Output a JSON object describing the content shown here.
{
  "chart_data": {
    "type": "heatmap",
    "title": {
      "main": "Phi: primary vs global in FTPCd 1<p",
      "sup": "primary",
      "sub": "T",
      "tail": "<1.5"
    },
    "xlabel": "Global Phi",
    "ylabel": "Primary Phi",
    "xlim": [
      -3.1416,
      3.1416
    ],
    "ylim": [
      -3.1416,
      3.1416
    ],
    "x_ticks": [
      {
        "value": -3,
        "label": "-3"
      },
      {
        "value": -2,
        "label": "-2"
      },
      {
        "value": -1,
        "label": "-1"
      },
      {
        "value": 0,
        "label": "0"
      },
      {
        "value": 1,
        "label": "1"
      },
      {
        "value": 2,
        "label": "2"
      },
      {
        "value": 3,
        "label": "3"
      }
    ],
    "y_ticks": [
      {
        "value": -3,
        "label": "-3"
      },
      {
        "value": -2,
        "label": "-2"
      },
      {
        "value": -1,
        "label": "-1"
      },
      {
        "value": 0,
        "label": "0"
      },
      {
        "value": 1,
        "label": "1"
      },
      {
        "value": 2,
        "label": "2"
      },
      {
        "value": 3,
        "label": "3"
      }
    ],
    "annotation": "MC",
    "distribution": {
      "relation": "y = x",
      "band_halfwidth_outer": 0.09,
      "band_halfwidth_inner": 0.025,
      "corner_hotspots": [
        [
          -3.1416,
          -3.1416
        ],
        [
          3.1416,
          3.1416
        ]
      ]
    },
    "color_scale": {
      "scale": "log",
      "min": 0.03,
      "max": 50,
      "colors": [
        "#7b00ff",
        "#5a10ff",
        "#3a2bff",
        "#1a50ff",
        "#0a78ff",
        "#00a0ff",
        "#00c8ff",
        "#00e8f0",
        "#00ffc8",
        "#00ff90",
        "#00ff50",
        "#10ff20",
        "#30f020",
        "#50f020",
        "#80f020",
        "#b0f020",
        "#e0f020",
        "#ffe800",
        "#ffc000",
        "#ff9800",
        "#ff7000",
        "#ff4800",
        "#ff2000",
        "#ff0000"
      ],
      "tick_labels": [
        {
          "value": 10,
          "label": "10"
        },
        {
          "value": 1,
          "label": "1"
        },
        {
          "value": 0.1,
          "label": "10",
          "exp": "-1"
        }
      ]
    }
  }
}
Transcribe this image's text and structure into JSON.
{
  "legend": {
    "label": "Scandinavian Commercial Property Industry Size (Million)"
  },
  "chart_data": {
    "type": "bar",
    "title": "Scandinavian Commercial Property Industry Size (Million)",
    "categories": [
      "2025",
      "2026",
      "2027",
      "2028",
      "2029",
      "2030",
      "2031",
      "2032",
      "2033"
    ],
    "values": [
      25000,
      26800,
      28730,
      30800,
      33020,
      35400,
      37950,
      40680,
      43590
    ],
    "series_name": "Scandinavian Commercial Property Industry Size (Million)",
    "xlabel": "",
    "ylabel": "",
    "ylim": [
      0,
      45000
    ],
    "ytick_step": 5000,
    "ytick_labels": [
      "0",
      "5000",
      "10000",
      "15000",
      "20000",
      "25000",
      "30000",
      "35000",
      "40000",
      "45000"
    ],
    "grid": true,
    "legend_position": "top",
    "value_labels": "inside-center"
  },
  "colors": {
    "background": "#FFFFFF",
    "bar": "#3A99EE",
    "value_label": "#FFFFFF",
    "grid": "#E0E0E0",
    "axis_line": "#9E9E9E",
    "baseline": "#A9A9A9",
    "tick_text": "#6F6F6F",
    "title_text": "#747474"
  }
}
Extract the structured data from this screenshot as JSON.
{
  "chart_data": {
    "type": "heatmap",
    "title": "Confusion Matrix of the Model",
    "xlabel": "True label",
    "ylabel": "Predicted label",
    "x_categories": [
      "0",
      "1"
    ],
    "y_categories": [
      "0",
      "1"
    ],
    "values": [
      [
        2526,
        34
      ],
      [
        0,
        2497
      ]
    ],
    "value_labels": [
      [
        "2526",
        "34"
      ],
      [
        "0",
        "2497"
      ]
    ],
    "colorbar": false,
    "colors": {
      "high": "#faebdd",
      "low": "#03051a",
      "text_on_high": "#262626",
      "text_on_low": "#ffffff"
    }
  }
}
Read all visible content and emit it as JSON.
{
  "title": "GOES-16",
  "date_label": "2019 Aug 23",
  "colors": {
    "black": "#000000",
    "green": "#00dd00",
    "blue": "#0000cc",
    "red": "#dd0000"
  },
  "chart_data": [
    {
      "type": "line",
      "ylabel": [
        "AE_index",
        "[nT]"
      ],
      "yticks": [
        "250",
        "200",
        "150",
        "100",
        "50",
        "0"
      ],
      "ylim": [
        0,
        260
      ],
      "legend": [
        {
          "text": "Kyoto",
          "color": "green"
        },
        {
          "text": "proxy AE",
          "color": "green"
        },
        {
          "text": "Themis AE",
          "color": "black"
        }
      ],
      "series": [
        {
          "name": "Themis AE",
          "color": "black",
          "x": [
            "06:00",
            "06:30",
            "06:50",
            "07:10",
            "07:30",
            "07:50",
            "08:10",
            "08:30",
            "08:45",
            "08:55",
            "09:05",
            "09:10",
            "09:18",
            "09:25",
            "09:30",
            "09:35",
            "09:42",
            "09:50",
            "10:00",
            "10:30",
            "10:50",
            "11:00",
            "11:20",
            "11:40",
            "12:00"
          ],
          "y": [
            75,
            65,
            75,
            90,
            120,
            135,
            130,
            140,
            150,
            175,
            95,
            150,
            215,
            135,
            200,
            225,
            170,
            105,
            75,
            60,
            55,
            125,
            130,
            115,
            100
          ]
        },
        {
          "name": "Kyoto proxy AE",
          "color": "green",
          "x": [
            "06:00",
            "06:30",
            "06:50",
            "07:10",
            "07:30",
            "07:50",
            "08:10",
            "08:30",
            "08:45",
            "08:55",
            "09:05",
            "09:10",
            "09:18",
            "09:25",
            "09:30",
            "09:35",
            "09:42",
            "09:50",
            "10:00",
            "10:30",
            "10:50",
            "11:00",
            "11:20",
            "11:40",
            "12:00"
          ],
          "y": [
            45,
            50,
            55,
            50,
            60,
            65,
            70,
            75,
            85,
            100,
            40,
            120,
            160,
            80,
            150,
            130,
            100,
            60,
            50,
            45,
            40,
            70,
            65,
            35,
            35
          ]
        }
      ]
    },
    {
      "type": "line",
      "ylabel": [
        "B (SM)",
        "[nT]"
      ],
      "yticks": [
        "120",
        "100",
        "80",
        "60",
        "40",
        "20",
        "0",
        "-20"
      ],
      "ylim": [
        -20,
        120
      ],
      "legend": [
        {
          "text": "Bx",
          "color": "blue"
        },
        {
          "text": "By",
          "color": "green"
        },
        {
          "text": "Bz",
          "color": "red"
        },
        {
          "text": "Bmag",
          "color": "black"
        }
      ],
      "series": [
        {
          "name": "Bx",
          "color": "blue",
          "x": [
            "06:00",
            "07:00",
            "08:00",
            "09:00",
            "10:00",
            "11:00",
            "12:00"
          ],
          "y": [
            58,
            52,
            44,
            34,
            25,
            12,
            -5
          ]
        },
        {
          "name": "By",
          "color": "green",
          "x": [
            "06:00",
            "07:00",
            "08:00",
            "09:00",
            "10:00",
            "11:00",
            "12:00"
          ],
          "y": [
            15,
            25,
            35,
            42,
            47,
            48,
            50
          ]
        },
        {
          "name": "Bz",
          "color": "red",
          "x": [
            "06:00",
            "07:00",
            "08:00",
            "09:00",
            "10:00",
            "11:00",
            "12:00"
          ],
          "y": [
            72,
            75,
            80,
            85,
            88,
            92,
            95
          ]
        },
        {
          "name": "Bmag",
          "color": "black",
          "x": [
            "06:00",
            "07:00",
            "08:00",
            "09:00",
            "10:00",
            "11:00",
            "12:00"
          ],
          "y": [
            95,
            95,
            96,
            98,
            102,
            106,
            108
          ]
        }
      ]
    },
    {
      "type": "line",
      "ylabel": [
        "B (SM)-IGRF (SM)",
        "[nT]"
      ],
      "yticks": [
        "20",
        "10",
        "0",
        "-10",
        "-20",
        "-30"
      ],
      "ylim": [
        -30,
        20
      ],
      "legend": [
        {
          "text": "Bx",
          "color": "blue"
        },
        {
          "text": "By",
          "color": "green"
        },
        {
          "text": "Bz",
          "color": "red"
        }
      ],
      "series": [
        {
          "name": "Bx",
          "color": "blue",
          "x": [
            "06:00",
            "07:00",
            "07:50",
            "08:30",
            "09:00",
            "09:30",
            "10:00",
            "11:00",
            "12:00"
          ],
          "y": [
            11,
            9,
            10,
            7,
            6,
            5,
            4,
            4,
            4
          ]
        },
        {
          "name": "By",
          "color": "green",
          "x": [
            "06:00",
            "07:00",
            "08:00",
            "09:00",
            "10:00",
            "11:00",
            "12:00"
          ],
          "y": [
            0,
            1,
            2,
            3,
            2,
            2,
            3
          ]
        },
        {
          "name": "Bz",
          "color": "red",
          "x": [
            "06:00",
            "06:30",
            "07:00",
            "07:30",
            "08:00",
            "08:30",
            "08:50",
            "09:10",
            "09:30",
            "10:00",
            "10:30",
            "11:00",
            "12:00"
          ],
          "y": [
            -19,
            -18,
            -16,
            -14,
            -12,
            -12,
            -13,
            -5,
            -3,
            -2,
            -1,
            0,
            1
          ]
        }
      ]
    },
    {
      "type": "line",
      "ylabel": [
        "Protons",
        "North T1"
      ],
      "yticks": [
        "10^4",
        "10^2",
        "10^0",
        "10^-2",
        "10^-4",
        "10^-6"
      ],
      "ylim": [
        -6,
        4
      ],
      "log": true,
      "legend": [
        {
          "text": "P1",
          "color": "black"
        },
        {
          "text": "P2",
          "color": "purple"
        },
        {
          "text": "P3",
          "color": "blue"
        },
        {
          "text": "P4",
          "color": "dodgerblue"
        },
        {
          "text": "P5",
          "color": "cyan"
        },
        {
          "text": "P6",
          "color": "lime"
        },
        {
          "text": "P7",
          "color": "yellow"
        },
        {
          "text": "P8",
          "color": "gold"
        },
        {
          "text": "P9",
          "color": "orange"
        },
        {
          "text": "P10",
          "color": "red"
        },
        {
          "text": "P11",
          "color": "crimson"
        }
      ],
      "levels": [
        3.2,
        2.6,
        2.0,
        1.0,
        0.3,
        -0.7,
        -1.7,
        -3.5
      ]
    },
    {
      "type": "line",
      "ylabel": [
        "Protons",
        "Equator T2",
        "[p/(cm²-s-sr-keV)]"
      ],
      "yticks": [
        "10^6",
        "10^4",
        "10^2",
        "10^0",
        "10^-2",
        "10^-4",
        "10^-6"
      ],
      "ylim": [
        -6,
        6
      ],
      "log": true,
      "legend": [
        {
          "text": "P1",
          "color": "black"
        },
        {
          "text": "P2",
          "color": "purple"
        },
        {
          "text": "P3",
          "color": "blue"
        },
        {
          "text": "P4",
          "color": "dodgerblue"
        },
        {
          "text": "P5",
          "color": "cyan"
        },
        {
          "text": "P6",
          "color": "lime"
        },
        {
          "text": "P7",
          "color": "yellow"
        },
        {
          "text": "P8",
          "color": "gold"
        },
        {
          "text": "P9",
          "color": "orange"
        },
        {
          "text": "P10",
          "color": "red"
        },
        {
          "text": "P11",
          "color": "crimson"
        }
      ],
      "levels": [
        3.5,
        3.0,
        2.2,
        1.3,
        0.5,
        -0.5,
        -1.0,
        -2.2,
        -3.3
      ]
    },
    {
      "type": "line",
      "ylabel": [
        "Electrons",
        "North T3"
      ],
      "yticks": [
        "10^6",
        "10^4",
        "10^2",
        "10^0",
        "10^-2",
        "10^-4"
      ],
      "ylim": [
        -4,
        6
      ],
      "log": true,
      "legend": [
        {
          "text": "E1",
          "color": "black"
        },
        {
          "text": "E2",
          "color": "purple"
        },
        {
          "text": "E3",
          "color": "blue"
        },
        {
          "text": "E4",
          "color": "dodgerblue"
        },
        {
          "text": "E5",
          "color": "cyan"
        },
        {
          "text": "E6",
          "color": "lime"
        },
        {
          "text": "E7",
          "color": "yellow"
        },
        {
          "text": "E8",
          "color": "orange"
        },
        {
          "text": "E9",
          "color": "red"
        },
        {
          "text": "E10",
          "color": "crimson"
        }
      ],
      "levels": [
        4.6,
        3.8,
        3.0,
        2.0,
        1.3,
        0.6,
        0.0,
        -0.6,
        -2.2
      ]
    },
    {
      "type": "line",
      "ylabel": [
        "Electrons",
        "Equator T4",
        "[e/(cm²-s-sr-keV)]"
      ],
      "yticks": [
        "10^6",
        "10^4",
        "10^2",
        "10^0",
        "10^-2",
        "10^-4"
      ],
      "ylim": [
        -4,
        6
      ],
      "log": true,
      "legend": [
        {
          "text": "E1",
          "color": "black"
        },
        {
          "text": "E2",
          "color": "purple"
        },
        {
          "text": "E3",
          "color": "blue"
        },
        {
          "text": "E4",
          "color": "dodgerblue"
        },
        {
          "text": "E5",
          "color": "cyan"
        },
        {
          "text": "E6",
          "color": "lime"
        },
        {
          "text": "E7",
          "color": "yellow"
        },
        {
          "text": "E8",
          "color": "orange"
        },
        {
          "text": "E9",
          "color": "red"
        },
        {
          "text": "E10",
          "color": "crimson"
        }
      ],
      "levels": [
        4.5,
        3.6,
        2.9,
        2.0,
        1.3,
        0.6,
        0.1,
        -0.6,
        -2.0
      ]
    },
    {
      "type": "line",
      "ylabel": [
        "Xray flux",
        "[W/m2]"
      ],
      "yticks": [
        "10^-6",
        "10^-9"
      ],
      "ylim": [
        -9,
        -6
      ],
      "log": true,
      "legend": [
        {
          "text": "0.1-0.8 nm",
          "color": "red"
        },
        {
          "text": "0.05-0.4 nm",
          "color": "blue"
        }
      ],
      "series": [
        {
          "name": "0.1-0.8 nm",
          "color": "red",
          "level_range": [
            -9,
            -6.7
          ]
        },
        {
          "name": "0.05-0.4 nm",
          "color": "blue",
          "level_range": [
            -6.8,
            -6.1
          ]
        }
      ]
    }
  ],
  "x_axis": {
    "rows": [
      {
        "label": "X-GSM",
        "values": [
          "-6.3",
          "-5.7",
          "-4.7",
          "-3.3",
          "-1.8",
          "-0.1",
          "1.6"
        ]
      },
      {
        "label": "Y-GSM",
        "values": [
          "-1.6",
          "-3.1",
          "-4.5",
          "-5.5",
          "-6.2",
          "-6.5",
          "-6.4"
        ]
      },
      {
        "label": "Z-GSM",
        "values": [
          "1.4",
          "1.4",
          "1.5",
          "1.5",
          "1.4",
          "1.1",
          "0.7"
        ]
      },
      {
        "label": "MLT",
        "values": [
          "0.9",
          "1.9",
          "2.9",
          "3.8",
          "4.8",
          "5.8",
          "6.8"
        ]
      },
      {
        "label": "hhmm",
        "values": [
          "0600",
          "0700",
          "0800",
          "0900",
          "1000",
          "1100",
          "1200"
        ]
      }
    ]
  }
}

- - - -

• Task objective: Return the number of lines that include the word "Commercial", and nothing else.

• Response to the exercise: 3